◆ Exercise material:
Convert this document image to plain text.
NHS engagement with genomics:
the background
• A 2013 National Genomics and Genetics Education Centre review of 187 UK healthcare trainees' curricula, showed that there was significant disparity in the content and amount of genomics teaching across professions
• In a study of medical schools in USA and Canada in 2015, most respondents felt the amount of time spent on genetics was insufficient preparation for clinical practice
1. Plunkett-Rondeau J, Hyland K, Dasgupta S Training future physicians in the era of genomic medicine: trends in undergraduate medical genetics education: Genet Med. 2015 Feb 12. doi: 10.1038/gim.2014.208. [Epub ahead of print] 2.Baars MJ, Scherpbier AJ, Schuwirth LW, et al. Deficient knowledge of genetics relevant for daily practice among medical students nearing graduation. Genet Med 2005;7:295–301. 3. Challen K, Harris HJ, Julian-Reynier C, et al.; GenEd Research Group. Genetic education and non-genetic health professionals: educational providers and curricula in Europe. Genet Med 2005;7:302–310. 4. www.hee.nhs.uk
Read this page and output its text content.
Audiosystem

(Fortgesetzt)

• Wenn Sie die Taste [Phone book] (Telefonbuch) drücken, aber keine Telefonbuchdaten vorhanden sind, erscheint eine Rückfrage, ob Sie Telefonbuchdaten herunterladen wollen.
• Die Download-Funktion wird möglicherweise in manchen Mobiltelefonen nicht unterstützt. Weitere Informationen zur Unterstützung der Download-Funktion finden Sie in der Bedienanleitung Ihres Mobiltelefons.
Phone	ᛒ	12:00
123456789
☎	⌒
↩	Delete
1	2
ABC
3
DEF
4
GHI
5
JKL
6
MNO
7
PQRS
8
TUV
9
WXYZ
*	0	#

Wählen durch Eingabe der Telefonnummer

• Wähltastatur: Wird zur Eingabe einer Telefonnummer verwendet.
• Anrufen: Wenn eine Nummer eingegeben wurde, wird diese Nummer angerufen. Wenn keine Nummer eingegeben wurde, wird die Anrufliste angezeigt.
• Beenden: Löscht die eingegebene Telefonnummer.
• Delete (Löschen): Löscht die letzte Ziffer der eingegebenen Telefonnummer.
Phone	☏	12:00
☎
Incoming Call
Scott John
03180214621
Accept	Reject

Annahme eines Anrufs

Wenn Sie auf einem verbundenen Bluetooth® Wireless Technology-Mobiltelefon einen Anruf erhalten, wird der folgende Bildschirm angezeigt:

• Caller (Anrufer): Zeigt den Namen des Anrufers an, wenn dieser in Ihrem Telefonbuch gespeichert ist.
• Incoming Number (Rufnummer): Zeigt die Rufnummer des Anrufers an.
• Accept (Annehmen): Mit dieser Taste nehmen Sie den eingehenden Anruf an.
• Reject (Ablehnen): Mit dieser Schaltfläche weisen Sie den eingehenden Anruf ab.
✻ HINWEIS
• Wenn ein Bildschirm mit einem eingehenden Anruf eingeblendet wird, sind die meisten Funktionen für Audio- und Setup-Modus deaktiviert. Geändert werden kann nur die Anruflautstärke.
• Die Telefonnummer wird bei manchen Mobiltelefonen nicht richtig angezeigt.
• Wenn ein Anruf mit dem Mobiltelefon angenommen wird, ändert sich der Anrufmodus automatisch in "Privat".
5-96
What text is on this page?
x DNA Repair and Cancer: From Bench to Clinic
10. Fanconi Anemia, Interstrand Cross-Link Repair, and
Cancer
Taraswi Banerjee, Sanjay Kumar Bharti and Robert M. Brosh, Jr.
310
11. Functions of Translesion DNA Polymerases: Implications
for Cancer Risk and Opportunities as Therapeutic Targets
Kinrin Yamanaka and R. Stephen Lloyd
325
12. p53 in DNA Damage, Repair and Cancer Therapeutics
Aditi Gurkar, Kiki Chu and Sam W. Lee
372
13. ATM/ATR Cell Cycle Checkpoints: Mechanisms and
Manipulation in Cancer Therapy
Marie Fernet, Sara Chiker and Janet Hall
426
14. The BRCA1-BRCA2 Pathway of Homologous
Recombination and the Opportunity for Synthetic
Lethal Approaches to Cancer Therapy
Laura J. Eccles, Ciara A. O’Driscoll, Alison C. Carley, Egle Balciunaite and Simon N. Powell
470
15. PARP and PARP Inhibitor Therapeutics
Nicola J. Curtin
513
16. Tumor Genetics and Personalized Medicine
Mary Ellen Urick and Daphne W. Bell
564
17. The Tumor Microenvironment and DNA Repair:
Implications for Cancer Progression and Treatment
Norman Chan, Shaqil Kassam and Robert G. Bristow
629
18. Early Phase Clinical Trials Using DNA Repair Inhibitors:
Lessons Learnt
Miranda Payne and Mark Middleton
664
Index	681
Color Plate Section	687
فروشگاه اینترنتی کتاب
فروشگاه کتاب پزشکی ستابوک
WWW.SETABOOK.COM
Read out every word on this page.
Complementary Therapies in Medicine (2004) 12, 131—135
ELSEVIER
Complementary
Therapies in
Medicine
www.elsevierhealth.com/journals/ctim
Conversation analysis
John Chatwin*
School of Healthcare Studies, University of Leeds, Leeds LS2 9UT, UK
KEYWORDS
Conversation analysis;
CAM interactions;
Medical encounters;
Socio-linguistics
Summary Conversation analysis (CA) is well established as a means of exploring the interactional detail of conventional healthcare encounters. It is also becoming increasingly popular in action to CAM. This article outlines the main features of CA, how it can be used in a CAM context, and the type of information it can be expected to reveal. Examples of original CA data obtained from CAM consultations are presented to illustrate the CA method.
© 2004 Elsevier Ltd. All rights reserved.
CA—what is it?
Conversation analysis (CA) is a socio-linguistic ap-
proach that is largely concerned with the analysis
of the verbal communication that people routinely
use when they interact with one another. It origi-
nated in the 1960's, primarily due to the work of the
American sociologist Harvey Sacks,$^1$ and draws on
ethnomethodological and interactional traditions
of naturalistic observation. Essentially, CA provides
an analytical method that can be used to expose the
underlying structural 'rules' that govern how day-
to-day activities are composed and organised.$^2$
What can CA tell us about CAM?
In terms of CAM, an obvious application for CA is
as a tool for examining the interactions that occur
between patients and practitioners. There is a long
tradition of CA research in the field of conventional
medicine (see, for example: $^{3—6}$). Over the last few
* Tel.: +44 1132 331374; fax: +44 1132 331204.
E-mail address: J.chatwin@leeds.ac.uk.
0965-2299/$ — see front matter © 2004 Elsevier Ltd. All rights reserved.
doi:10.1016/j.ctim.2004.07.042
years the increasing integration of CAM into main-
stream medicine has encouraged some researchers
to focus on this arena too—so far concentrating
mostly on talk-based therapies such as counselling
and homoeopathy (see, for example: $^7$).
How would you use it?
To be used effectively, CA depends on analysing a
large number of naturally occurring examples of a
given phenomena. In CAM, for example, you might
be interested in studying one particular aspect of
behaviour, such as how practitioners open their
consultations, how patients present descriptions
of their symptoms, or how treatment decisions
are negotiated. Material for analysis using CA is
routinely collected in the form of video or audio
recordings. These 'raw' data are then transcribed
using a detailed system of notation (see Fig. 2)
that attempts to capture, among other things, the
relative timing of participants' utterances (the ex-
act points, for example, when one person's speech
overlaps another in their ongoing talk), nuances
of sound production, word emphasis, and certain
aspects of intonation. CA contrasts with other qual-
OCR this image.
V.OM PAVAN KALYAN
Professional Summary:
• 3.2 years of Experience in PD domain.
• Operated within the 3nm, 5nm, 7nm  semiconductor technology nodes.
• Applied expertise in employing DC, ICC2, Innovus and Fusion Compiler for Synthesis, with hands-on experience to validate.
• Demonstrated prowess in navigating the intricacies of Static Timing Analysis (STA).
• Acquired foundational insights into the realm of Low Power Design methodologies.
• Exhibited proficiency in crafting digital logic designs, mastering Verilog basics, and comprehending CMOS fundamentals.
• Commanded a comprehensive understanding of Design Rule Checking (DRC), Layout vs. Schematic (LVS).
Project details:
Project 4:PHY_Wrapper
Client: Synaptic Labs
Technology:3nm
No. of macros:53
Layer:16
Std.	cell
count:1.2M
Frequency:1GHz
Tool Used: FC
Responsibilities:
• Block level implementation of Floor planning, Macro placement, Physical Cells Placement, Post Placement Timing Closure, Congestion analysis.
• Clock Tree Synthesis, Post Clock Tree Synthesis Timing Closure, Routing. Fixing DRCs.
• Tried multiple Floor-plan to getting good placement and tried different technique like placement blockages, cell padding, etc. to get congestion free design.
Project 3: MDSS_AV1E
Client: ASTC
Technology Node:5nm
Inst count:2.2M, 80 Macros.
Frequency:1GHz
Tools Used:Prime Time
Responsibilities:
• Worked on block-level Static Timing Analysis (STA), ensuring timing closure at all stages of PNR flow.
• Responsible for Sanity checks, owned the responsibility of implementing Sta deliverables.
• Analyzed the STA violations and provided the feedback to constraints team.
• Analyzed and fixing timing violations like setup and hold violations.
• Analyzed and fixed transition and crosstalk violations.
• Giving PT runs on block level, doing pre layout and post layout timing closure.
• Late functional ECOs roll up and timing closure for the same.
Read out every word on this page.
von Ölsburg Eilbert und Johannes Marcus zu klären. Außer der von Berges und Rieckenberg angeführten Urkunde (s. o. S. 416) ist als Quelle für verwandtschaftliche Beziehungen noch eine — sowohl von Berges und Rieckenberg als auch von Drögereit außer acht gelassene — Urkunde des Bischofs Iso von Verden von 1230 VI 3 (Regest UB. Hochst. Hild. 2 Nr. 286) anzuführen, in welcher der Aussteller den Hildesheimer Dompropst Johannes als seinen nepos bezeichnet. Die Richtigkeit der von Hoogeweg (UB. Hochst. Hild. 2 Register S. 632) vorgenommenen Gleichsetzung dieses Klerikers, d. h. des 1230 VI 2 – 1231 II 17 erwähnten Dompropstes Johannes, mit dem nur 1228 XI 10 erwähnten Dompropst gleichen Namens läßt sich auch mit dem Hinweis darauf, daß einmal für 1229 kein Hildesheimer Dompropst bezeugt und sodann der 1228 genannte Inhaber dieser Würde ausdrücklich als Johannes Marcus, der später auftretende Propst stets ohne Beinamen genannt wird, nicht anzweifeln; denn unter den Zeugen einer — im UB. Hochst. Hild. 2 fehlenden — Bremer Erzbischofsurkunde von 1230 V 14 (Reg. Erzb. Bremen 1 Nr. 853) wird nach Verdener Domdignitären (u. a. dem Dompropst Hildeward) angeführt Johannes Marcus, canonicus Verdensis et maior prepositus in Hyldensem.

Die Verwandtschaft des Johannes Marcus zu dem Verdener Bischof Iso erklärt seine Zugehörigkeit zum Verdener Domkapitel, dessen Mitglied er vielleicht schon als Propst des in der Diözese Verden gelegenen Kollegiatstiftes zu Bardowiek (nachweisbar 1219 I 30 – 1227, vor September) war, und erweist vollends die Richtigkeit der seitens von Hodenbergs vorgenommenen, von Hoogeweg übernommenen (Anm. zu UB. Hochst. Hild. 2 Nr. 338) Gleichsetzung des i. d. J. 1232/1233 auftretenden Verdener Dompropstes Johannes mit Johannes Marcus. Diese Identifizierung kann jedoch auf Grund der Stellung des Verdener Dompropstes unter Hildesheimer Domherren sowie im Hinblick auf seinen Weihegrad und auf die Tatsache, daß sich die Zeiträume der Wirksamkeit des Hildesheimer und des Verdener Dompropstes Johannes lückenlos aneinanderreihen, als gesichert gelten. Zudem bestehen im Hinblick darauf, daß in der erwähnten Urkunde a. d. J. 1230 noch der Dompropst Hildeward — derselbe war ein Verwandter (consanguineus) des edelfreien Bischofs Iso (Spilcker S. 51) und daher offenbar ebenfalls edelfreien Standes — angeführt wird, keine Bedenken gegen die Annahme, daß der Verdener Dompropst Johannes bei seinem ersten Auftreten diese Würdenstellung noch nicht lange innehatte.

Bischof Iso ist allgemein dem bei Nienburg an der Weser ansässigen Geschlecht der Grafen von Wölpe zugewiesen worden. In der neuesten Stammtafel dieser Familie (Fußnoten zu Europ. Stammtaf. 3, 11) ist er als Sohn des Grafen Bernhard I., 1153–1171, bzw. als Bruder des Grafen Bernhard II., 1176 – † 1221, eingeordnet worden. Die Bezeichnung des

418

◆ What is required:
State the number of lines in this listing that contain the string "consultations", and add nothing else.

◆ Response box:
2